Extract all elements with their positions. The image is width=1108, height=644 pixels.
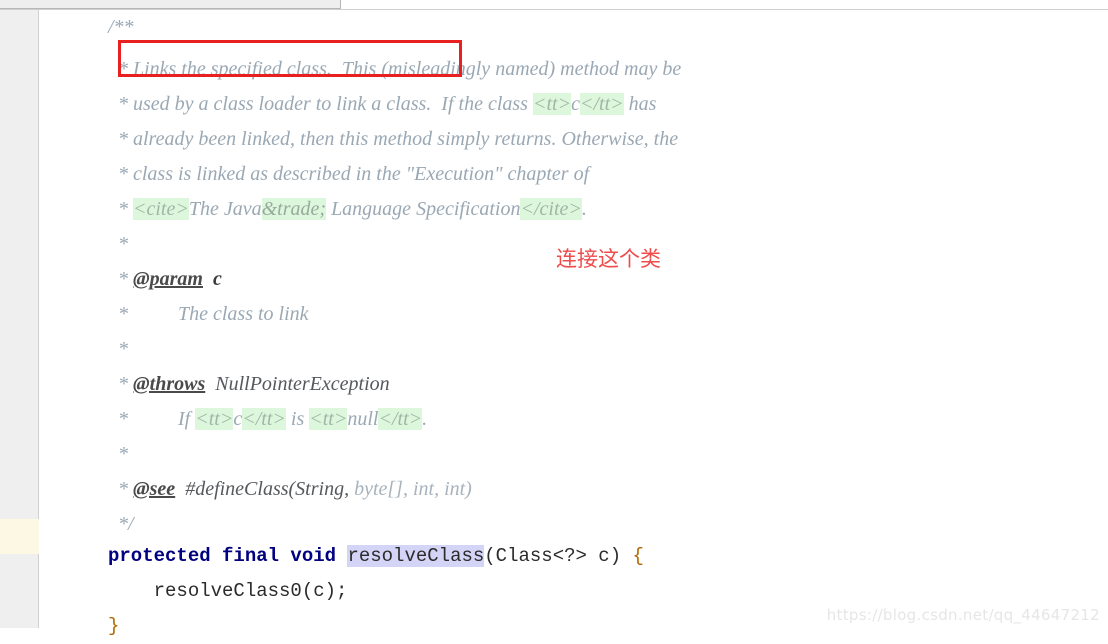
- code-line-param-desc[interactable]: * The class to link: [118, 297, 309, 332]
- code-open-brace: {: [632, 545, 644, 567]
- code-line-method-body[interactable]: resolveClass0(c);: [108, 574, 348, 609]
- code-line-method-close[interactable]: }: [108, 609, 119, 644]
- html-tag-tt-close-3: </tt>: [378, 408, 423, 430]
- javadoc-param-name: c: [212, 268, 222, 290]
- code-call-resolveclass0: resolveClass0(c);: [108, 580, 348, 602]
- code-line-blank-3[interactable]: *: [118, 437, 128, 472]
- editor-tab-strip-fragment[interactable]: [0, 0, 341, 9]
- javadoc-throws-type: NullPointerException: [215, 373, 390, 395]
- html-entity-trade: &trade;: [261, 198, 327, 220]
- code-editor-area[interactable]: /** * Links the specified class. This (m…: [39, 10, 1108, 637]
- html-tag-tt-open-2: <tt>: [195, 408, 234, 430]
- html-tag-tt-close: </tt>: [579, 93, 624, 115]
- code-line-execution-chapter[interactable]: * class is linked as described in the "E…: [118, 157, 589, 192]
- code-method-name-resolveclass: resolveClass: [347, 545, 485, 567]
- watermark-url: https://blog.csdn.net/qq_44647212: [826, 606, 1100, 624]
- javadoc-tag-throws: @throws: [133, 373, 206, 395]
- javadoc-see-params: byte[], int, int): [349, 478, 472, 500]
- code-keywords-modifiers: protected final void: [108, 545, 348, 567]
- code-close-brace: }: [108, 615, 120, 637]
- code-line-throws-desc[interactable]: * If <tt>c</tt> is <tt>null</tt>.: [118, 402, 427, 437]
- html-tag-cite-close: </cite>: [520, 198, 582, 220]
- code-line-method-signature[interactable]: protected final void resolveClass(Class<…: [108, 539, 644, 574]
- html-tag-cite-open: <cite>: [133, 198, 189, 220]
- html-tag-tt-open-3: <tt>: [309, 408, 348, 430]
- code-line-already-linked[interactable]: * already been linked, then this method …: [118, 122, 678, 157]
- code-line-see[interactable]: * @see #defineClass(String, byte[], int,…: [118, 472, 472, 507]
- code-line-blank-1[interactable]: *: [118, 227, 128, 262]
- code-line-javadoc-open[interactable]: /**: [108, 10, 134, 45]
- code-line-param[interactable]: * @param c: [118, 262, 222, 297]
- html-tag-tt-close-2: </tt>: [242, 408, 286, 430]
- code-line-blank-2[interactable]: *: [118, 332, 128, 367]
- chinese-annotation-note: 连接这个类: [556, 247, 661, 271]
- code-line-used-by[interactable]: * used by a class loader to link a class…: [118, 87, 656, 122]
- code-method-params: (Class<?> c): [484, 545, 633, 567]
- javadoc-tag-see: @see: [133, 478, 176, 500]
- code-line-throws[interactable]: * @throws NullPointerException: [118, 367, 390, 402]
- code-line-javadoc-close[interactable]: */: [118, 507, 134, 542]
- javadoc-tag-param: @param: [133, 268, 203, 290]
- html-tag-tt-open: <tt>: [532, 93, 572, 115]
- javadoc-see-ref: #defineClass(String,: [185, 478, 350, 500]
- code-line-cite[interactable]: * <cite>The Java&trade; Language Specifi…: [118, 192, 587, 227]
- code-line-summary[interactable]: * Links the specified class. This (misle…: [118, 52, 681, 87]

◆ EXERCISE INSTRUCTIONS ◆
Can you quote all of the entries above word for word, every line, leaving the picture out of your answer?

◆ THE COMPLETED TASK ◆
Extract all elements with their positions. The image is width=1108, height=644 pixels.
- code-line-param-desc[interactable]: * The class to link: [118, 297, 309, 332]
- code-open-brace: {: [632, 545, 644, 567]
- code-line-method-body[interactable]: resolveClass0(c);: [108, 574, 348, 609]
- code-line-method-close[interactable]: }: [108, 609, 119, 644]
- html-tag-tt-close-3: </tt>: [378, 408, 423, 430]
- javadoc-param-name: c: [212, 268, 222, 290]
- code-call-resolveclass0: resolveClass0(c);: [108, 580, 348, 602]
- code-line-blank-3[interactable]: *: [118, 437, 128, 472]
- editor-tab-strip-fragment[interactable]: [0, 0, 341, 9]
- javadoc-throws-type: NullPointerException: [215, 373, 390, 395]
- html-entity-trade: &trade;: [261, 198, 327, 220]
- code-editor-area[interactable]: /** * Links the specified class. This (m…: [39, 10, 1108, 637]
- html-tag-tt-open-2: <tt>: [195, 408, 234, 430]
- html-tag-tt-close: </tt>: [579, 93, 624, 115]
- code-line-execution-chapter[interactable]: * class is linked as described in the "E…: [118, 157, 589, 192]
- code-method-name-resolveclass: resolveClass: [347, 545, 485, 567]
- watermark-url: https://blog.csdn.net/qq_44647212: [826, 606, 1100, 624]
- javadoc-tag-throws: @throws: [133, 373, 206, 395]
- javadoc-see-params: byte[], int, int): [349, 478, 472, 500]
- code-keywords-modifiers: protected final void: [108, 545, 348, 567]
- code-close-brace: }: [108, 615, 120, 637]
- code-line-throws-desc[interactable]: * If <tt>c</tt> is <tt>null</tt>.: [118, 402, 427, 437]
- html-tag-cite-close: </cite>: [520, 198, 582, 220]
- code-line-method-signature[interactable]: protected final void resolveClass(Class<…: [108, 539, 644, 574]
- html-tag-cite-open: <cite>: [133, 198, 189, 220]
- html-tag-tt-open-3: <tt>: [309, 408, 348, 430]
- code-line-already-linked[interactable]: * already been linked, then this method …: [118, 122, 678, 157]
- code-line-see[interactable]: * @see #defineClass(String, byte[], int,…: [118, 472, 472, 507]
- code-line-blank-1[interactable]: *: [118, 227, 128, 262]
- code-line-javadoc-open[interactable]: /**: [108, 10, 134, 45]
- code-line-param[interactable]: * @param c: [118, 262, 222, 297]
- html-tag-tt-close-2: </tt>: [242, 408, 286, 430]
- code-line-blank-2[interactable]: *: [118, 332, 128, 367]
- chinese-annotation-note: 连接这个类: [556, 247, 661, 271]
- code-line-used-by[interactable]: * used by a class loader to link a class…: [118, 87, 656, 122]
- code-method-params: (Class<?> c): [484, 545, 633, 567]
- javadoc-tag-see: @see: [133, 478, 176, 500]
- code-line-throws[interactable]: * @throws NullPointerException: [118, 367, 390, 402]
- code-line-javadoc-close[interactable]: */: [118, 507, 134, 542]
- javadoc-tag-param: @param: [133, 268, 203, 290]
- html-tag-tt-open: <tt>: [532, 93, 572, 115]
- javadoc-see-ref: #defineClass(String,: [185, 478, 350, 500]
- code-line-cite[interactable]: * <cite>The Java&trade; Language Specifi…: [118, 192, 587, 227]
- code-line-summary[interactable]: * Links the specified class. This (misle…: [118, 52, 681, 87]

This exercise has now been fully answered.